%%

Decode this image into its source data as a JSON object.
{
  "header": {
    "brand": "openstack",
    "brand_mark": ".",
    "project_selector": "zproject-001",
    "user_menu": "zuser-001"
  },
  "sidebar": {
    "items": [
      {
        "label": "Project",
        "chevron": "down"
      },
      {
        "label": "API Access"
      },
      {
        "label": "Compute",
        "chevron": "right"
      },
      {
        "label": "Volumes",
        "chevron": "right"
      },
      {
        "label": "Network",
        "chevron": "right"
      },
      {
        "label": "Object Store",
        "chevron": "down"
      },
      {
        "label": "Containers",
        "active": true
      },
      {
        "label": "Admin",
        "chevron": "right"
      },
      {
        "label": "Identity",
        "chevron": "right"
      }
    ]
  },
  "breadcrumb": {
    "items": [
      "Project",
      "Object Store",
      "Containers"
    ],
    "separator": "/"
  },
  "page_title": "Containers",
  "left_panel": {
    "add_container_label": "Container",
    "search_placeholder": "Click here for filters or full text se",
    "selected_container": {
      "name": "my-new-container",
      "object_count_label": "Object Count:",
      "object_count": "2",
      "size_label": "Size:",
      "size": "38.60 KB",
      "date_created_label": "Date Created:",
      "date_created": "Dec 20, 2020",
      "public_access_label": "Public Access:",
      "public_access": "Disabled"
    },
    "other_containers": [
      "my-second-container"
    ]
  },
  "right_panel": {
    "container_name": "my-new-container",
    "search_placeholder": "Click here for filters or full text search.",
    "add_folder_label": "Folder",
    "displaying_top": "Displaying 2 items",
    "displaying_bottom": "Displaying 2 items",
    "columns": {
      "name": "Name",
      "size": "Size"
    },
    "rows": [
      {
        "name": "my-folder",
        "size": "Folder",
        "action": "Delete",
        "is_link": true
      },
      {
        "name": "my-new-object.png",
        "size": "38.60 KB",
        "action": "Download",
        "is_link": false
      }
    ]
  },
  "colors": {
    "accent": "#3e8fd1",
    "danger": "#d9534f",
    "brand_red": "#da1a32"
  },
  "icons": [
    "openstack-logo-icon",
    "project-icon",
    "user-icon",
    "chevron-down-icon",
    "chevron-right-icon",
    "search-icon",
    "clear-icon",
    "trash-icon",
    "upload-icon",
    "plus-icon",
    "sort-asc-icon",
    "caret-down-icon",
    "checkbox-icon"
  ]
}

%%

Given task: In the records above, find each line holding "filters" and copy it.

Answer:
    "search_placeholder": "Click here for filters or full text se",
    "search_placeholder": "Click here for filters or full text search.",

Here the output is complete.